### TO DO
The data below is to be returned in full and exactly.
++++
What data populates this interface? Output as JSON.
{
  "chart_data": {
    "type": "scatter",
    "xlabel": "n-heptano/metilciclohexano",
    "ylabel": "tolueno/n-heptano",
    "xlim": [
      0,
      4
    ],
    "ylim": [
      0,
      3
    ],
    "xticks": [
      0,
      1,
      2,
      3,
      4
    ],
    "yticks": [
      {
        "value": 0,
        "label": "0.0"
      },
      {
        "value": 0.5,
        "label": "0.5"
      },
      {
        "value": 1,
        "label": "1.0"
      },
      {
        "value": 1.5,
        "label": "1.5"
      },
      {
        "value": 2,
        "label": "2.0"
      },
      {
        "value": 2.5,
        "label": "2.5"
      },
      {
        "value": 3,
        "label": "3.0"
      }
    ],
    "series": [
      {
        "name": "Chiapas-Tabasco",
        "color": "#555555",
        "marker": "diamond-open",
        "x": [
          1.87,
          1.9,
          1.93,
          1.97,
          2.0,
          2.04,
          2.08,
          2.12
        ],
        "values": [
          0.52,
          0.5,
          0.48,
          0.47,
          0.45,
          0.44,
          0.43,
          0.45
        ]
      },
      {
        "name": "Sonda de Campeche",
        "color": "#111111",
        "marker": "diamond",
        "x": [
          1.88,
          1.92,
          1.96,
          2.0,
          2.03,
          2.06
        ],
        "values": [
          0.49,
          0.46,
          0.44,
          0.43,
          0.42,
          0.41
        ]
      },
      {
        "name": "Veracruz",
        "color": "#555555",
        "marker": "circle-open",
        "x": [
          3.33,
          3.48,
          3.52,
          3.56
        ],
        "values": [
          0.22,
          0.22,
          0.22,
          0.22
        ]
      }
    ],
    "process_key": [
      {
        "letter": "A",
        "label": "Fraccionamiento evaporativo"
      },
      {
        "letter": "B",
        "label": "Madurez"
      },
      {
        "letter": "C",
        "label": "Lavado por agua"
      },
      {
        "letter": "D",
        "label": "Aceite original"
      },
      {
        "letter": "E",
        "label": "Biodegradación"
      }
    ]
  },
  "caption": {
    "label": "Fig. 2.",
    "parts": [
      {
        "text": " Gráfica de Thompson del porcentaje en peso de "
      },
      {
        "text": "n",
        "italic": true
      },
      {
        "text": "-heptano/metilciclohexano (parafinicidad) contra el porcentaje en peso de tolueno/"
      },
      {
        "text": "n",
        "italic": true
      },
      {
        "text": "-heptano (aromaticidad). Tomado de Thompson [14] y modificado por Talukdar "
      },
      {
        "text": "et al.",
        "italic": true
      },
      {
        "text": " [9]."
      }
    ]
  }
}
++++
### FINISHED ANSWER
What data populates this interface? Output as JSON.
{
  "chart_data": {
    "type": "scatter",
    "xlabel": "n-heptano/metilciclohexano",
    "ylabel": "tolueno/n-heptano",
    "xlim": [
      0,
      4
    ],
    "ylim": [
      0,
      3
    ],
    "xticks": [
      0,
      1,
      2,
      3,
      4
    ],
    "yticks": [
      {
        "value": 0,
        "label": "0.0"
      },
      {
        "value": 0.5,
        "label": "0.5"
      },
      {
        "value": 1,
        "label": "1.0"
      },
      {
        "value": 1.5,
        "label": "1.5"
      },
      {
        "value": 2,
        "label": "2.0"
      },
      {
        "value": 2.5,
        "label": "2.5"
      },
      {
        "value": 3,
        "label": "3.0"
      }
    ],
    "series": [
      {
        "name": "Chiapas-Tabasco",
        "color": "#555555",
        "marker": "diamond-open",
        "x": [
          1.87,
          1.9,
          1.93,
          1.97,
          2.0,
          2.04,
          2.08,
          2.12
        ],
        "values": [
          0.52,
          0.5,
          0.48,
          0.47,
          0.45,
          0.44,
          0.43,
          0.45
        ]
      },
      {
        "name": "Sonda de Campeche",
        "color": "#111111",
        "marker": "diamond",
        "x": [
          1.88,
          1.92,
          1.96,
          2.0,
          2.03,
          2.06
        ],
        "values": [
          0.49,
          0.46,
          0.44,
          0.43,
          0.42,
          0.41
        ]
      },
      {
        "name": "Veracruz",
        "color": "#555555",
        "marker": "circle-open",
        "x": [
          3.33,
          3.48,
          3.52,
          3.56
        ],
        "values": [
          0.22,
          0.22,
          0.22,
          0.22
        ]
      }
    ],
    "process_key": [
      {
        "letter": "A",
        "label": "Fraccionamiento evaporativo"
      },
      {
        "letter": "B",
        "label": "Madurez"
      },
      {
        "letter": "C",
        "label": "Lavado por agua"
      },
      {
        "letter": "D",
        "label": "Aceite original"
      },
      {
        "letter": "E",
        "label": "Biodegradación"
      }
    ]
  },
  "caption": {
    "label": "Fig. 2.",
    "parts": [
      {
        "text": " Gráfica de Thompson del porcentaje en peso de "
      },
      {
        "text": "n",
        "italic": true
      },
      {
        "text": "-heptano/metilciclohexano (parafinicidad) contra el porcentaje en peso de tolueno/"
      },
      {
        "text": "n",
        "italic": true
      },
      {
        "text": "-heptano (aromaticidad). Tomado de Thompson [14] y modificado por Talukdar "
      },
      {
        "text": "et al.",
        "italic": true
      },
      {
        "text": " [9]."
      }
    ]
  }
}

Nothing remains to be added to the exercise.